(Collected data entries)
-- -- --
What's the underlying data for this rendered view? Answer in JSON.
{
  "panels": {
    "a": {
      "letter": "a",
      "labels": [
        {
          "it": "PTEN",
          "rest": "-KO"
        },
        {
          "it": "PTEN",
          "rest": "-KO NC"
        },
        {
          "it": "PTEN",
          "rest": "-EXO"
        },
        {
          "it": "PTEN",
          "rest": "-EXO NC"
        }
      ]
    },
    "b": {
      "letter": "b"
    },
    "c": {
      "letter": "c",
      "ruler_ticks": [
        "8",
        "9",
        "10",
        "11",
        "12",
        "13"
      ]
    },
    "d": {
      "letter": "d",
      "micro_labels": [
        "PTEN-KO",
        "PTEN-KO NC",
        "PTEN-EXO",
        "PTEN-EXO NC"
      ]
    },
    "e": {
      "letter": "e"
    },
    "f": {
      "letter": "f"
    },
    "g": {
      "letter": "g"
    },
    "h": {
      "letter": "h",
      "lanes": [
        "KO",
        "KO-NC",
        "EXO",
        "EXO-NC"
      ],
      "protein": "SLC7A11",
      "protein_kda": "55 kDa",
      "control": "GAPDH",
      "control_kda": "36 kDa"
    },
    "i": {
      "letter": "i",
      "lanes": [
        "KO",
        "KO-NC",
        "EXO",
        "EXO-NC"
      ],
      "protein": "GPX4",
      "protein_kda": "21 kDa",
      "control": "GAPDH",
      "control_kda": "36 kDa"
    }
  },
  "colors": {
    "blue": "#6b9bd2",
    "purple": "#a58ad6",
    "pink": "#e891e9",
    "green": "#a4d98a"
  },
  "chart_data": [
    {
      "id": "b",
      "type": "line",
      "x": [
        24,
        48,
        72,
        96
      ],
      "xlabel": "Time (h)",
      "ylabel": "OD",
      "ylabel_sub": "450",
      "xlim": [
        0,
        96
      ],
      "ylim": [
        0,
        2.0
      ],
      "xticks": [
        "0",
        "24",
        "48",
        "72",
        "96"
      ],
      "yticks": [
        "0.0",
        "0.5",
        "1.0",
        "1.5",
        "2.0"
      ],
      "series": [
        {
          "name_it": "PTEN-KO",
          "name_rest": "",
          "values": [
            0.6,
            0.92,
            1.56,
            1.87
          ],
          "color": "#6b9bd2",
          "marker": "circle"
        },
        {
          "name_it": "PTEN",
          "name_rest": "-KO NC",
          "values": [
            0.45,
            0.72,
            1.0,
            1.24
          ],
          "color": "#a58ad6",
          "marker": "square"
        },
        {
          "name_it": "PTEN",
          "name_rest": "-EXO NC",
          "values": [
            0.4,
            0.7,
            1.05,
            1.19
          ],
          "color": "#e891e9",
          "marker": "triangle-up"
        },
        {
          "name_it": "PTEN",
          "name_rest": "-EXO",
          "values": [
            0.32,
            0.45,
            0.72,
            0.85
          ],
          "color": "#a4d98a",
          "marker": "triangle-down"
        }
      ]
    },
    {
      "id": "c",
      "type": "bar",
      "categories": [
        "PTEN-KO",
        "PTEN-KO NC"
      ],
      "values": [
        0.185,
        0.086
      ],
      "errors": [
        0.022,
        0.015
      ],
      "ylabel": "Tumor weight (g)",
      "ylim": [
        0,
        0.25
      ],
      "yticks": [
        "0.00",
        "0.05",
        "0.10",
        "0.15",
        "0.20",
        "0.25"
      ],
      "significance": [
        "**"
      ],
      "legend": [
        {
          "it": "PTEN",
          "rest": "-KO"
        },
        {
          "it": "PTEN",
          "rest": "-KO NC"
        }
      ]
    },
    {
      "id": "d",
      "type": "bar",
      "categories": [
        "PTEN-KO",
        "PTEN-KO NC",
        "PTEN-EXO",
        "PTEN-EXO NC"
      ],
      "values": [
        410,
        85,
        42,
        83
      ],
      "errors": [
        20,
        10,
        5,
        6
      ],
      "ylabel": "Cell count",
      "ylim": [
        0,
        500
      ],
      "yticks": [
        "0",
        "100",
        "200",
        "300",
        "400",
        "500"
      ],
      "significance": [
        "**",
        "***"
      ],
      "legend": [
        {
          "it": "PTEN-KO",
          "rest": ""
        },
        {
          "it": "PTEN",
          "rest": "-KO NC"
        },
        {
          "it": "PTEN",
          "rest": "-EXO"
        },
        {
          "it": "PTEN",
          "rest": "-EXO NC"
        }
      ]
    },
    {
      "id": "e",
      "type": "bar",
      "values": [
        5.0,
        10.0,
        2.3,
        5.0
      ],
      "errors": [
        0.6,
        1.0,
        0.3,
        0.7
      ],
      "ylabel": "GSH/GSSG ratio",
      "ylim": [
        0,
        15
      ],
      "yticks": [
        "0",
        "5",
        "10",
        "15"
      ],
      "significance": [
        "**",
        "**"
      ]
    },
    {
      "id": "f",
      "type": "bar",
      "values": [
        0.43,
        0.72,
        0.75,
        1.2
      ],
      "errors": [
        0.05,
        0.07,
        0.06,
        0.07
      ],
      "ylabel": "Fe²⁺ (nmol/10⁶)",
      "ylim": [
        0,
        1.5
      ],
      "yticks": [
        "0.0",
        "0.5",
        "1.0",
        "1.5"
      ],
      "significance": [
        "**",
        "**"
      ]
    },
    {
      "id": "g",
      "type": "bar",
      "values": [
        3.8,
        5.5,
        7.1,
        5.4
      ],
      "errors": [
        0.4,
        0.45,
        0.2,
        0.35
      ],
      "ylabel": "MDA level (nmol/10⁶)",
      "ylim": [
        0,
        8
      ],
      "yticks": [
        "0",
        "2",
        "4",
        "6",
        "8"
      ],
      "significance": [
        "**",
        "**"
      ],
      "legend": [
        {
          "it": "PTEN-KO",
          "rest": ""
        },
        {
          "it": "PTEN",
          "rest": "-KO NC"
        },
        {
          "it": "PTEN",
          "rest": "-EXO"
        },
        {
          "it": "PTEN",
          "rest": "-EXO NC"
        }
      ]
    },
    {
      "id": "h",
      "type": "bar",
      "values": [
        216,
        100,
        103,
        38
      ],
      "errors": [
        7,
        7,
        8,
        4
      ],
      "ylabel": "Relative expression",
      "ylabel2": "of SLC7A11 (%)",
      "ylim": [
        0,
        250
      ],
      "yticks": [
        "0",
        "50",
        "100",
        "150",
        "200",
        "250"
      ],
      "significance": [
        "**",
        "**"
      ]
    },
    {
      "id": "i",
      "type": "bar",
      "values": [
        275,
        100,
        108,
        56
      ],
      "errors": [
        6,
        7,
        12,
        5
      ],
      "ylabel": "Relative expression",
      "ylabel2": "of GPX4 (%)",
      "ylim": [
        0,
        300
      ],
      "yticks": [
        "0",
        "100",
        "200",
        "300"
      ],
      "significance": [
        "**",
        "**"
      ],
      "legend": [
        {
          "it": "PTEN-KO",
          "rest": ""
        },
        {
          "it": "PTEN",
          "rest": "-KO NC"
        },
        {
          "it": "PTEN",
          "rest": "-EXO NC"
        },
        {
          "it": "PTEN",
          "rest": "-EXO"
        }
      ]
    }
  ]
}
-- -- --
ASSIGNMENT
Word for word, transcribe all of the records.

SOLUTION TO THE EXERCISE
What's the underlying data for this rendered view? Answer in JSON.
{
  "panels": {
    "a": {
      "letter": "a",
      "labels": [
        {
          "it": "PTEN",
          "rest": "-KO"
        },
        {
          "it": "PTEN",
          "rest": "-KO NC"
        },
        {
          "it": "PTEN",
          "rest": "-EXO"
        },
        {
          "it": "PTEN",
          "rest": "-EXO NC"
        }
      ]
    },
    "b": {
      "letter": "b"
    },
    "c": {
      "letter": "c",
      "ruler_ticks": [
        "8",
        "9",
        "10",
        "11",
        "12",
        "13"
      ]
    },
    "d": {
      "letter": "d",
      "micro_labels": [
        "PTEN-KO",
        "PTEN-KO NC",
        "PTEN-EXO",
        "PTEN-EXO NC"
      ]
    },
    "e": {
      "letter": "e"
    },
    "f": {
      "letter": "f"
    },
    "g": {
      "letter": "g"
    },
    "h": {
      "letter": "h",
      "lanes": [
        "KO",
        "KO-NC",
        "EXO",
        "EXO-NC"
      ],
      "protein": "SLC7A11",
      "protein_kda": "55 kDa",
      "control": "GAPDH",
      "control_kda": "36 kDa"
    },
    "i": {
      "letter": "i",
      "lanes": [
        "KO",
        "KO-NC",
        "EXO",
        "EXO-NC"
      ],
      "protein": "GPX4",
      "protein_kda": "21 kDa",
      "control": "GAPDH",
      "control_kda": "36 kDa"
    }
  },
  "colors": {
    "blue": "#6b9bd2",
    "purple": "#a58ad6",
    "pink": "#e891e9",
    "green": "#a4d98a"
  },
  "chart_data": [
    {
      "id": "b",
      "type": "line",
      "x": [
        24,
        48,
        72,
        96
      ],
      "xlabel": "Time (h)",
      "ylabel": "OD",
      "ylabel_sub": "450",
      "xlim": [
        0,
        96
      ],
      "ylim": [
        0,
        2.0
      ],
      "xticks": [
        "0",
        "24",
        "48",
        "72",
        "96"
      ],
      "yticks": [
        "0.0",
        "0.5",
        "1.0",
        "1.5",
        "2.0"
      ],
      "series": [
        {
          "name_it": "PTEN-KO",
          "name_rest": "",
          "values": [
            0.6,
            0.92,
            1.56,
            1.87
          ],
          "color": "#6b9bd2",
          "marker": "circle"
        },
        {
          "name_it": "PTEN",
          "name_rest": "-KO NC",
          "values": [
            0.45,
            0.72,
            1.0,
            1.24
          ],
          "color": "#a58ad6",
          "marker": "square"
        },
        {
          "name_it": "PTEN",
          "name_rest": "-EXO NC",
          "values": [
            0.4,
            0.7,
            1.05,
            1.19
          ],
          "color": "#e891e9",
          "marker": "triangle-up"
        },
        {
          "name_it": "PTEN",
          "name_rest": "-EXO",
          "values": [
            0.32,
            0.45,
            0.72,
            0.85
          ],
          "color": "#a4d98a",
          "marker": "triangle-down"
        }
      ]
    },
    {
      "id": "c",
      "type": "bar",
      "categories": [
        "PTEN-KO",
        "PTEN-KO NC"
      ],
      "values": [
        0.185,
        0.086
      ],
      "errors": [
        0.022,
        0.015
      ],
      "ylabel": "Tumor weight (g)",
      "ylim": [
        0,
        0.25
      ],
      "yticks": [
        "0.00",
        "0.05",
        "0.10",
        "0.15",
        "0.20",
        "0.25"
      ],
      "significance": [
        "**"
      ],
      "legend": [
        {
          "it": "PTEN",
          "rest": "-KO"
        },
        {
          "it": "PTEN",
          "rest": "-KO NC"
        }
      ]
    },
    {
      "id": "d",
      "type": "bar",
      "categories": [
        "PTEN-KO",
        "PTEN-KO NC",
        "PTEN-EXO",
        "PTEN-EXO NC"
      ],
      "values": [
        410,
        85,
        42,
        83
      ],
      "errors": [
        20,
        10,
        5,
        6
      ],
      "ylabel": "Cell count",
      "ylim": [
        0,
        500
      ],
      "yticks": [
        "0",
        "100",
        "200",
        "300",
        "400",
        "500"
      ],
      "significance": [
        "**",
        "***"
      ],
      "legend": [
        {
          "it": "PTEN-KO",
          "rest": ""
        },
        {
          "it": "PTEN",
          "rest": "-KO NC"
        },
        {
          "it": "PTEN",
          "rest": "-EXO"
        },
        {
          "it": "PTEN",
          "rest": "-EXO NC"
        }
      ]
    },
    {
      "id": "e",
      "type": "bar",
      "values": [
        5.0,
        10.0,
        2.3,
        5.0
      ],
      "errors": [
        0.6,
        1.0,
        0.3,
        0.7
      ],
      "ylabel": "GSH/GSSG ratio",
      "ylim": [
        0,
        15
      ],
      "yticks": [
        "0",
        "5",
        "10",
        "15"
      ],
      "significance": [
        "**",
        "**"
      ]
    },
    {
      "id": "f",
      "type": "bar",
      "values": [
        0.43,
        0.72,
        0.75,
        1.2
      ],
      "errors": [
        0.05,
        0.07,
        0.06,
        0.07
      ],
      "ylabel": "Fe²⁺ (nmol/10⁶)",
      "ylim": [
        0,
        1.5
      ],
      "yticks": [
        "0.0",
        "0.5",
        "1.0",
        "1.5"
      ],
      "significance": [
        "**",
        "**"
      ]
    },
    {
      "id": "g",
      "type": "bar",
      "values": [
        3.8,
        5.5,
        7.1,
        5.4
      ],
      "errors": [
        0.4,
        0.45,
        0.2,
        0.35
      ],
      "ylabel": "MDA level (nmol/10⁶)",
      "ylim": [
        0,
        8
      ],
      "yticks": [
        "0",
        "2",
        "4",
        "6",
        "8"
      ],
      "significance": [
        "**",
        "**"
      ],
      "legend": [
        {
          "it": "PTEN-KO",
          "rest": ""
        },
        {
          "it": "PTEN",
          "rest": "-KO NC"
        },
        {
          "it": "PTEN",
          "rest": "-EXO"
        },
        {
          "it": "PTEN",
          "rest": "-EXO NC"
        }
      ]
    },
    {
      "id": "h",
      "type": "bar",
      "values": [
        216,
        100,
        103,
        38
      ],
      "errors": [
        7,
        7,
        8,
        4
      ],
      "ylabel": "Relative expression",
      "ylabel2": "of SLC7A11 (%)",
      "ylim": [
        0,
        250
      ],
      "yticks": [
        "0",
        "50",
        "100",
        "150",
        "200",
        "250"
      ],
      "significance": [
        "**",
        "**"
      ]
    },
    {
      "id": "i",
      "type": "bar",
      "values": [
        275,
        100,
        108,
        56
      ],
      "errors": [
        6,
        7,
        12,
        5
      ],
      "ylabel": "Relative expression",
      "ylabel2": "of GPX4 (%)",
      "ylim": [
        0,
        300
      ],
      "yticks": [
        "0",
        "100",
        "200",
        "300"
      ],
      "significance": [
        "**",
        "**"
      ],
      "legend": [
        {
          "it": "PTEN-KO",
          "rest": ""
        },
        {
          "it": "PTEN",
          "rest": "-KO NC"
        },
        {
          "it": "PTEN",
          "rest": "-EXO NC"
        },
        {
          "it": "PTEN",
          "rest": "-EXO"
        }
      ]
    }
  ]
}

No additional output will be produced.